◆ **TASK DIRECTIONS**
Output each line of the material exactly as it stands.

Collected data entries
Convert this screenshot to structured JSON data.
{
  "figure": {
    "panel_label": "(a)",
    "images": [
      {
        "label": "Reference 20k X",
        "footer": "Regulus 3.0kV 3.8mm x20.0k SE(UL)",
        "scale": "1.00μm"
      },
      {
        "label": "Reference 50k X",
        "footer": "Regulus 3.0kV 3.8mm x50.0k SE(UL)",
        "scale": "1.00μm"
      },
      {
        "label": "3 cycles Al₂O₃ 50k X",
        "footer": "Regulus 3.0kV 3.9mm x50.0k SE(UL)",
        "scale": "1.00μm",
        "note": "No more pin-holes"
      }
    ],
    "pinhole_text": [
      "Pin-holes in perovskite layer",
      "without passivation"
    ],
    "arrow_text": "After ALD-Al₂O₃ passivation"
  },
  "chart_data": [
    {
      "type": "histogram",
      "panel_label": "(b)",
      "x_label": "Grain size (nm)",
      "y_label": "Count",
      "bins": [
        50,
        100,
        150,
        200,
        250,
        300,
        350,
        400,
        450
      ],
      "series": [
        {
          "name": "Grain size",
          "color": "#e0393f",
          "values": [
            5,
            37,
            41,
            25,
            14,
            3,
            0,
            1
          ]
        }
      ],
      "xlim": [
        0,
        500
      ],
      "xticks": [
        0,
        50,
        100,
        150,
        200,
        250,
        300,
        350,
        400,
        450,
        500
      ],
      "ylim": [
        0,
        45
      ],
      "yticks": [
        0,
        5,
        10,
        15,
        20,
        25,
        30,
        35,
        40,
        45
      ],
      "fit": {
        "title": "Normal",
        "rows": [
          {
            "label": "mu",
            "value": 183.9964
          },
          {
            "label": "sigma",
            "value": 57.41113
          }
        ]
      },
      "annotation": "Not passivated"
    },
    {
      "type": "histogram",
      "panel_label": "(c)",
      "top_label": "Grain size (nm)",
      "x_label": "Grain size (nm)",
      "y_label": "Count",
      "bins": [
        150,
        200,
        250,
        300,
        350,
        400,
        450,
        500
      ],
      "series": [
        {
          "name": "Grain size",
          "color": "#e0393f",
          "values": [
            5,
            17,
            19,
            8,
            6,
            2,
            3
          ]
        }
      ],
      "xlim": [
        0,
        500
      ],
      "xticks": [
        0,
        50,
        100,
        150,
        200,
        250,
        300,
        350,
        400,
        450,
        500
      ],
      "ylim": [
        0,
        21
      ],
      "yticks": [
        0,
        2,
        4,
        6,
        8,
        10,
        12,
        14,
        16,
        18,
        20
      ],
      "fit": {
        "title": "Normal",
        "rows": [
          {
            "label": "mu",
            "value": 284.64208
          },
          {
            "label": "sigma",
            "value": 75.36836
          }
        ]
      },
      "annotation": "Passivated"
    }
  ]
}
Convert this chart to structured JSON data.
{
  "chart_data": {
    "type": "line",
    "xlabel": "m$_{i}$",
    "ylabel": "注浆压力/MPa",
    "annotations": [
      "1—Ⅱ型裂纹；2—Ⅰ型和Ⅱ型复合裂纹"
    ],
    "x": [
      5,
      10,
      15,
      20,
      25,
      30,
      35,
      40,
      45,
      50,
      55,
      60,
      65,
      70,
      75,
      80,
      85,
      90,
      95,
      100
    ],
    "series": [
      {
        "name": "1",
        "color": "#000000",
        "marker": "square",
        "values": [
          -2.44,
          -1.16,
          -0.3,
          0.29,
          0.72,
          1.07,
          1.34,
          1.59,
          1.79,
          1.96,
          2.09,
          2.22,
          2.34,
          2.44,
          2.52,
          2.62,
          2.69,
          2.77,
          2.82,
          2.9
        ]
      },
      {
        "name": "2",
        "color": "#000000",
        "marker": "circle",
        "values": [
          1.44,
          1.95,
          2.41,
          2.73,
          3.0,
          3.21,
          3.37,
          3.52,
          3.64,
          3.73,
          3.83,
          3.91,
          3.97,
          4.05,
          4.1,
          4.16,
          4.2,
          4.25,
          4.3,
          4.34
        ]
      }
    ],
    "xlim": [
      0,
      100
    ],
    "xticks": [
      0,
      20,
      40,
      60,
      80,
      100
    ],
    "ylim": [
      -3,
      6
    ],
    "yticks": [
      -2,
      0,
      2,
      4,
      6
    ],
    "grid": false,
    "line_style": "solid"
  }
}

◆ **TASK RESULT**
Convert this screenshot to structured JSON data.
{
  "figure": {
    "panel_label": "(a)",
    "images": [
      {
        "label": "Reference 20k X",
        "footer": "Regulus 3.0kV 3.8mm x20.0k SE(UL)",
        "scale": "1.00μm"
      },
      {
        "label": "Reference 50k X",
        "footer": "Regulus 3.0kV 3.8mm x50.0k SE(UL)",
        "scale": "1.00μm"
      },
      {
        "label": "3 cycles Al₂O₃ 50k X",
        "footer": "Regulus 3.0kV 3.9mm x50.0k SE(UL)",
        "scale": "1.00μm",
        "note": "No more pin-holes"
      }
    ],
    "pinhole_text": [
      "Pin-holes in perovskite layer",
      "without passivation"
    ],
    "arrow_text": "After ALD-Al₂O₃ passivation"
  },
  "chart_data": [
    {
      "type": "histogram",
      "panel_label": "(b)",
      "x_label": "Grain size (nm)",
      "y_label": "Count",
      "bins": [
        50,
        100,
        150,
        200,
        250,
        300,
        350,
        400,
        450
      ],
      "series": [
        {
          "name": "Grain size",
          "color": "#e0393f",
          "values": [
            5,
            37,
            41,
            25,
            14,
            3,
            0,
            1
          ]
        }
      ],
      "xlim": [
        0,
        500
      ],
      "xticks": [
        0,
        50,
        100,
        150,
        200,
        250,
        300,
        350,
        400,
        450,
        500
      ],
      "ylim": [
        0,
        45
      ],
      "yticks": [
        0,
        5,
        10,
        15,
        20,
        25,
        30,
        35,
        40,
        45
      ],
      "fit": {
        "title": "Normal",
        "rows": [
          {
            "label": "mu",
            "value": 183.9964
          },
          {
            "label": "sigma",
            "value": 57.41113
          }
        ]
      },
      "annotation": "Not passivated"
    },
    {
      "type": "histogram",
      "panel_label": "(c)",
      "top_label": "Grain size (nm)",
      "x_label": "Grain size (nm)",
      "y_label": "Count",
      "bins": [
        150,
        200,
        250,
        300,
        350,
        400,
        450,
        500
      ],
      "series": [
        {
          "name": "Grain size",
          "color": "#e0393f",
          "values": [
            5,
            17,
            19,
            8,
            6,
            2,
            3
          ]
        }
      ],
      "xlim": [
        0,
        500
      ],
      "xticks": [
        0,
        50,
        100,
        150,
        200,
        250,
        300,
        350,
        400,
        450,
        500
      ],
      "ylim": [
        0,
        21
      ],
      "yticks": [
        0,
        2,
        4,
        6,
        8,
        10,
        12,
        14,
        16,
        18,
        20
      ],
      "fit": {
        "title": "Normal",
        "rows": [
          {
            "label": "mu",
            "value": 284.64208
          },
          {
            "label": "sigma",
            "value": 75.36836
          }
        ]
      },
      "annotation": "Passivated"
    }
  ]
}
Convert this chart to structured JSON data.
{
  "chart_data": {
    "type": "line",
    "xlabel": "m$_{i}$",
    "ylabel": "注浆压力/MPa",
    "annotations": [
      "1—Ⅱ型裂纹；2—Ⅰ型和Ⅱ型复合裂纹"
    ],
    "x": [
      5,
      10,
      15,
      20,
      25,
      30,
      35,
      40,
      45,
      50,
      55,
      60,
      65,
      70,
      75,
      80,
      85,
      90,
      95,
      100
    ],
    "series": [
      {
        "name": "1",
        "color": "#000000",
        "marker": "square",
        "values": [
          -2.44,
          -1.16,
          -0.3,
          0.29,
          0.72,
          1.07,
          1.34,
          1.59,
          1.79,
          1.96,
          2.09,
          2.22,
          2.34,
          2.44,
          2.52,
          2.62,
          2.69,
          2.77,
          2.82,
          2.9
        ]
      },
      {
        "name": "2",
        "color": "#000000",
        "marker": "circle",
        "values": [
          1.44,
          1.95,
          2.41,
          2.73,
          3.0,
          3.21,
          3.37,
          3.52,
          3.64,
          3.73,
          3.83,
          3.91,
          3.97,
          4.05,
          4.1,
          4.16,
          4.2,
          4.25,
          4.3,
          4.34
        ]
      }
    ],
    "xlim": [
      0,
      100
    ],
    "xticks": [
      0,
      20,
      40,
      60,
      80,
      100
    ],
    "ylim": [
      -3,
      6
    ],
    "yticks": [
      -2,
      0,
      2,
      4,
      6
    ],
    "grid": false,
    "line_style": "solid"
  }
}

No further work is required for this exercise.